* **EXERCISE**: Return the records word for word. Any pictures in them are not part of the copy.
** Begin INPUT ROWS **
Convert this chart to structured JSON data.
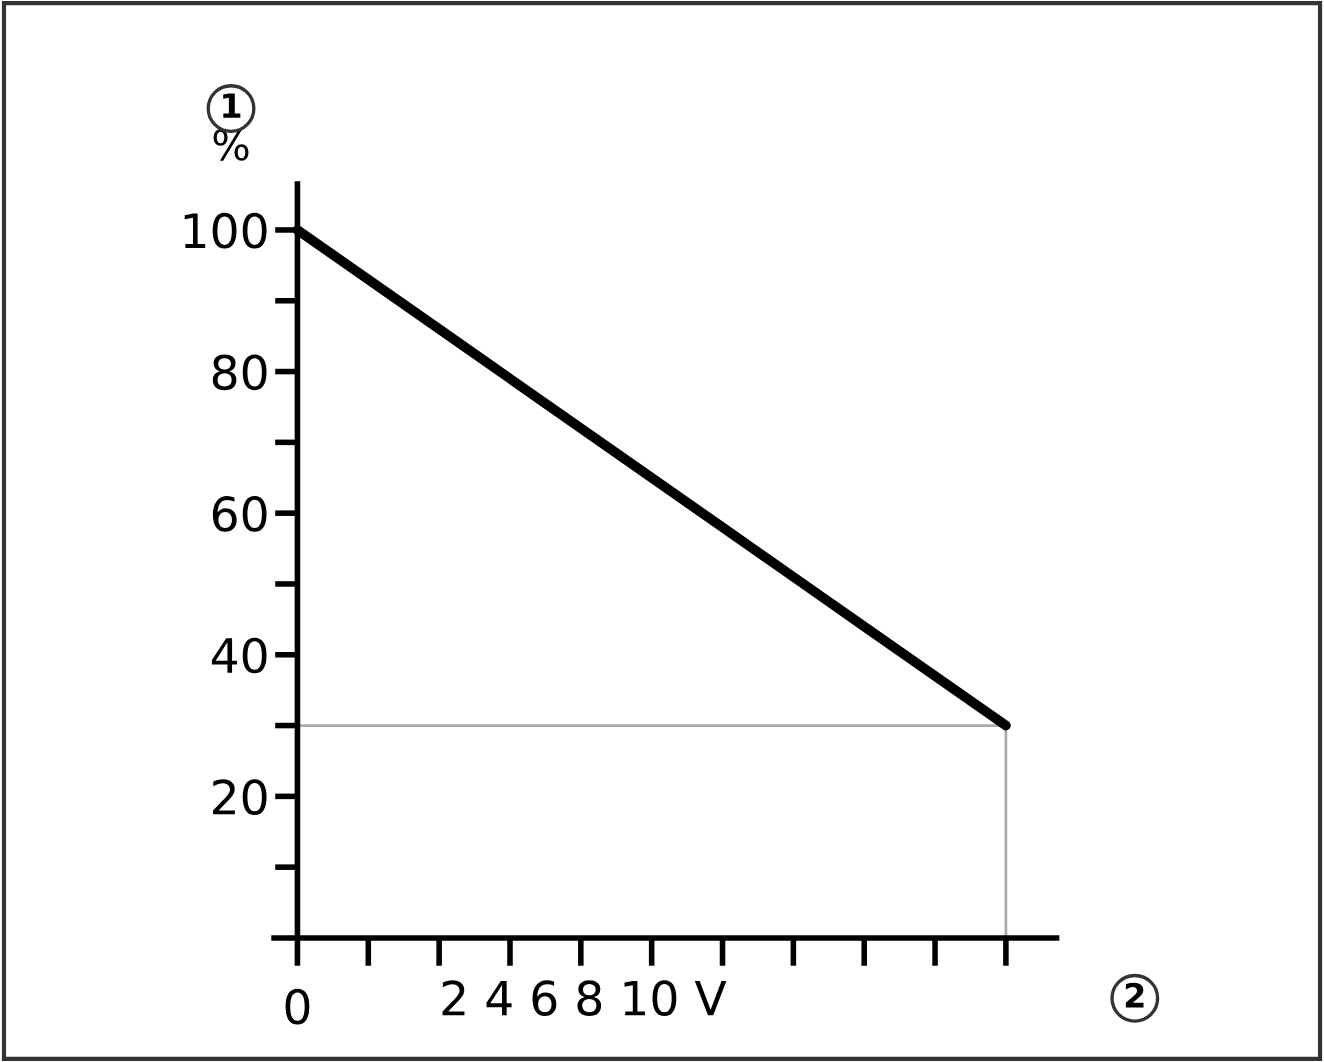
{
  "chart_data": {
    "type": "line",
    "ylabel": "%",
    "categories": [
      "0",
      null,
      null,
      null,
      null,
      null,
      null,
      null,
      null,
      null,
      null
    ],
    "series": [
      {
        "color": "#000000",
        "values": [
          100,
          93,
          86,
          79,
          72,
          65,
          58,
          51,
          44,
          37,
          30
        ],
        "errors": [
          null,
          null,
          null,
          null,
          null,
          null,
          null,
          null,
          null,
          null,
          [
            0,
            30
          ]
        ]
      }
    ],
    "ylim": [
      0,
      106.5
    ],
    "yticks": [
      {
        "value": 10,
        "label": null
      },
      {
        "value": 20,
        "label": "20"
      },
      {
        "value": 30,
        "label": null
      },
      {
        "value": 40,
        "label": "40"
      },
      {
        "value": 50,
        "label": null
      },
      {
        "value": 60,
        "label": "60"
      },
      {
        "value": 70,
        "label": null
      },
      {
        "value": 80,
        "label": "80"
      },
      {
        "value": 90,
        "label": null
      },
      {
        "value": 100,
        "label": "100"
      }
    ],
    "ref_lines": [
      {
        "axis": "y",
        "value": 30,
        "color": "#aaaaaa"
      }
    ],
    "annotations": [
      "1",
      "2",
      "2 4 6 8 10 V"
    ],
    "grid": false,
    "legend": false,
    "marker": "none",
    "line_style": "solid"
  }
}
** End INPUT ROWS **
* **ANSWER FOR THIS EXERCISE**:
Convert this chart to structured JSON data.
{
  "chart_data": {
    "type": "line",
    "ylabel": "%",
    "categories": [
      "0",
      null,
      null,
      null,
      null,
      null,
      null,
      null,
      null,
      null,
      null
    ],
    "series": [
      {
        "color": "#000000",
        "values": [
          100,
          93,
          86,
          79,
          72,
          65,
          58,
          51,
          44,
          37,
          30
        ],
        "errors": [
          null,
          null,
          null,
          null,
          null,
          null,
          null,
          null,
          null,
          null,
          [
            0,
            30
          ]
        ]
      }
    ],
    "ylim": [
      0,
      106.5
    ],
    "yticks": [
      {
        "value": 10,
        "label": null
      },
      {
        "value": 20,
        "label": "20"
      },
      {
        "value": 30,
        "label": null
      },
      {
        "value": 40,
        "label": "40"
      },
      {
        "value": 50,
        "label": null
      },
      {
        "value": 60,
        "label": "60"
      },
      {
        "value": 70,
        "label": null
      },
      {
        "value": 80,
        "label": "80"
      },
      {
        "value": 90,
        "label": null
      },
      {
        "value": 100,
        "label": "100"
      }
    ],
    "ref_lines": [
      {
        "axis": "y",
        "value": 30,
        "color": "#aaaaaa"
      }
    ],
    "annotations": [
      "1",
      "2",
      "2 4 6 8 10 V"
    ],
    "grid": false,
    "legend": false,
    "marker": "none",
    "line_style": "solid"
  }
}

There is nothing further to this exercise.